● DESCRIPTION OF THE TASK
Where a line contains the string "things", copy that line.

● EXTRACTED INFORMATION
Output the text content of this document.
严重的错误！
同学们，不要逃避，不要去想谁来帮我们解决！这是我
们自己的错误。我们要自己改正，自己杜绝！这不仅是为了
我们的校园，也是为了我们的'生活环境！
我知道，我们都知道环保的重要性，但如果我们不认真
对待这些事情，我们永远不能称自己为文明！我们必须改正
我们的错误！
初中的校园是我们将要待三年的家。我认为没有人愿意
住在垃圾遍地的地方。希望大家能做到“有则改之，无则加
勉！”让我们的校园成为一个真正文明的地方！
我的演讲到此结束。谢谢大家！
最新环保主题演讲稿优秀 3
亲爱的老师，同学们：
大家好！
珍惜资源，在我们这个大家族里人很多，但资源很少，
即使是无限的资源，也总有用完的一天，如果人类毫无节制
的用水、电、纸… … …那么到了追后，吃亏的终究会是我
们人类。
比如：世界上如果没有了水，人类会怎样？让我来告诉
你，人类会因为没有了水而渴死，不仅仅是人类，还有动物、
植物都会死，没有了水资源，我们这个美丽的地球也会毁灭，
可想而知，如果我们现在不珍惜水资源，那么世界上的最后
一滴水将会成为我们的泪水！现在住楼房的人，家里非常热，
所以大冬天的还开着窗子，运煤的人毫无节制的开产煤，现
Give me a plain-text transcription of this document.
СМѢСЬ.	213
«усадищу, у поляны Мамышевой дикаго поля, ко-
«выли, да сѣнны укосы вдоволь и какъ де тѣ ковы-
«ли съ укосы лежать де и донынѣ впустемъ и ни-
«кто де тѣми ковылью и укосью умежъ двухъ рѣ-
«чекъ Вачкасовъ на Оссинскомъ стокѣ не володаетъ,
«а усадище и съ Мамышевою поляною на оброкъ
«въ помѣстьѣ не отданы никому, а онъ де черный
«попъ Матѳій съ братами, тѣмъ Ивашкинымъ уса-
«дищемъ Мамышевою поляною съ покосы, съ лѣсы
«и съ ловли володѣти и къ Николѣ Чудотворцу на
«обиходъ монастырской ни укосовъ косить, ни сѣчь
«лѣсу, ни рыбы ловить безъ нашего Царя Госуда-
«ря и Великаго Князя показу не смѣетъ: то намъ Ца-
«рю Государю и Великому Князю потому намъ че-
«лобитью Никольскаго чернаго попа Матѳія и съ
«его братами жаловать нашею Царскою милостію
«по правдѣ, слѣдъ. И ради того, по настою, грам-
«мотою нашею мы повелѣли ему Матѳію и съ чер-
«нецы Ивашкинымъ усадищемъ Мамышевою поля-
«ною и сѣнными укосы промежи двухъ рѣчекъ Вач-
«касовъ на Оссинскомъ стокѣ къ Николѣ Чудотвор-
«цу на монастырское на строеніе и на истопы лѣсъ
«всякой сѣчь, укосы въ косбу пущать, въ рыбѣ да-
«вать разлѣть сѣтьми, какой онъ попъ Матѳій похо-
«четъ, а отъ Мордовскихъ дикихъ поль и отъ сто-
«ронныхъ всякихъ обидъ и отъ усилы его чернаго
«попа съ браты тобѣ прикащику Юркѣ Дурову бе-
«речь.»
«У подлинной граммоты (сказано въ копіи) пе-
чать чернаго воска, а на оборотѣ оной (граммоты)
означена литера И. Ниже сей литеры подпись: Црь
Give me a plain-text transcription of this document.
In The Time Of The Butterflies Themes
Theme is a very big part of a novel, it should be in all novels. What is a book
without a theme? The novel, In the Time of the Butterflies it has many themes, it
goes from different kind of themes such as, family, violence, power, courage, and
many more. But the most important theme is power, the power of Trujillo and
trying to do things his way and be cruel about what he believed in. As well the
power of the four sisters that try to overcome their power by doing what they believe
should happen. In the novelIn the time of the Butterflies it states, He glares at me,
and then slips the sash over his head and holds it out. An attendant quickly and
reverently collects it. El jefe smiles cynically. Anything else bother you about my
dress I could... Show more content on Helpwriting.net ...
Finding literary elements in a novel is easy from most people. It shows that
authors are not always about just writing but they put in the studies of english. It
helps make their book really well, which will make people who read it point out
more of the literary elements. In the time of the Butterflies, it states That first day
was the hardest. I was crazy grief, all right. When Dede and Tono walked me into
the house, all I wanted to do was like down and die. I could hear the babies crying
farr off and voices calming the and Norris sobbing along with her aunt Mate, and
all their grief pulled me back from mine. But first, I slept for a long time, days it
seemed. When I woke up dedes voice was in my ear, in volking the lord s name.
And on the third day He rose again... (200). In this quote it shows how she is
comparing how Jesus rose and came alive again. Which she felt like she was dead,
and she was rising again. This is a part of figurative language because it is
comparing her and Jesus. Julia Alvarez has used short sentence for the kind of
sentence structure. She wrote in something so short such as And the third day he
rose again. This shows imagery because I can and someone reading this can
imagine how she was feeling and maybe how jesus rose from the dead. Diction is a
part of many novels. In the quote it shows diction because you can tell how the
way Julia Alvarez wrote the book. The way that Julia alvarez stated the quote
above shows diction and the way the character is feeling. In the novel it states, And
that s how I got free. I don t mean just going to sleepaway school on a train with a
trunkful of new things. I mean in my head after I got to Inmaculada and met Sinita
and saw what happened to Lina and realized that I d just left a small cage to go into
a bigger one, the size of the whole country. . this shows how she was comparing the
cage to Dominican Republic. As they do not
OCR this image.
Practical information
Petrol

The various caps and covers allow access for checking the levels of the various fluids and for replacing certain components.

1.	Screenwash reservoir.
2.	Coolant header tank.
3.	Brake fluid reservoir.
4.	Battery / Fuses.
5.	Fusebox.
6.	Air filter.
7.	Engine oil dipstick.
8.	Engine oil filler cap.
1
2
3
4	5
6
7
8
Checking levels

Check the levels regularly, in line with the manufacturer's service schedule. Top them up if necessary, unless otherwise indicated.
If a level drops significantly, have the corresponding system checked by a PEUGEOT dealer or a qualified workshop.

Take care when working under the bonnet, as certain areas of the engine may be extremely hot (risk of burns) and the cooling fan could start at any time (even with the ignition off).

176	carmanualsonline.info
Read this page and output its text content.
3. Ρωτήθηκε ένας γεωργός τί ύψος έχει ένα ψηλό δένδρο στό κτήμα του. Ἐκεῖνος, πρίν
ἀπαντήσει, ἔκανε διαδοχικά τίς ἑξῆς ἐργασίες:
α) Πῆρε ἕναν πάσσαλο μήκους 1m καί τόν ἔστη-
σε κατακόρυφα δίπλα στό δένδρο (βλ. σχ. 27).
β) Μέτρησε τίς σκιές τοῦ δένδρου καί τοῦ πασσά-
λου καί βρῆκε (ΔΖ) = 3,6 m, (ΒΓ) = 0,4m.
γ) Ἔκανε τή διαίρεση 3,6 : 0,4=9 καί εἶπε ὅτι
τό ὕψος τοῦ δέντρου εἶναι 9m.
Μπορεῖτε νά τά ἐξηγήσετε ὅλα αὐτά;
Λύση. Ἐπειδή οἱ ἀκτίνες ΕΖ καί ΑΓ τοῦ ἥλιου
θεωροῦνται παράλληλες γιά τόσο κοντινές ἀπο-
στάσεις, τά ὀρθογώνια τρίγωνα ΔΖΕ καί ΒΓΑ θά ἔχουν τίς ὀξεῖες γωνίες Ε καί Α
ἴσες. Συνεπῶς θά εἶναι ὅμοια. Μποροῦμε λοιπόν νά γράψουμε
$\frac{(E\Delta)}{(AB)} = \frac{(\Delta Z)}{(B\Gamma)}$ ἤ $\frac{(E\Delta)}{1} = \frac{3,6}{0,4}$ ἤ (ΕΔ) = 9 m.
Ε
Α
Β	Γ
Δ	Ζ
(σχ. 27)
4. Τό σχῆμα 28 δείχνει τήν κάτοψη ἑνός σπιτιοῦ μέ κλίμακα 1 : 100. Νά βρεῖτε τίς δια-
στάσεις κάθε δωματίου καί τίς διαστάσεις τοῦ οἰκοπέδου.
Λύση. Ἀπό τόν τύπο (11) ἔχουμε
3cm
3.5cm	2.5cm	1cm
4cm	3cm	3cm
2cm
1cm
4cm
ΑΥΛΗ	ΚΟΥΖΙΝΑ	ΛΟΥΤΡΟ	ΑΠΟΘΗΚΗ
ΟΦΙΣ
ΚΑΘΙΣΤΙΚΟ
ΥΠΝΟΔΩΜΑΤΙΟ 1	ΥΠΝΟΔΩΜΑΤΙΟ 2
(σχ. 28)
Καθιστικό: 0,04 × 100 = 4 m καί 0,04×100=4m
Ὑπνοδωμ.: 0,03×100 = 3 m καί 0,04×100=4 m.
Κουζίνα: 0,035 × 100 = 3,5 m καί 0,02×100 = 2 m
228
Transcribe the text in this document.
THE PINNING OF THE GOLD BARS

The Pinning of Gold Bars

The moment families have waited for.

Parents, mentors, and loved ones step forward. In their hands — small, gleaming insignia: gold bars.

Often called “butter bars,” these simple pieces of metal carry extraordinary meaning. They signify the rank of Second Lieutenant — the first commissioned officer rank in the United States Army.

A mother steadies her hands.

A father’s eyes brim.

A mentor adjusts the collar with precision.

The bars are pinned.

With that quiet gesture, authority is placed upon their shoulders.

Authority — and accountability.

● SOLUTION TO THIS TASK
trying to do things his way and be cruel about what he believed in. As well the
trunkful of new things. I mean in my head after I got to Inmaculada and met Sinita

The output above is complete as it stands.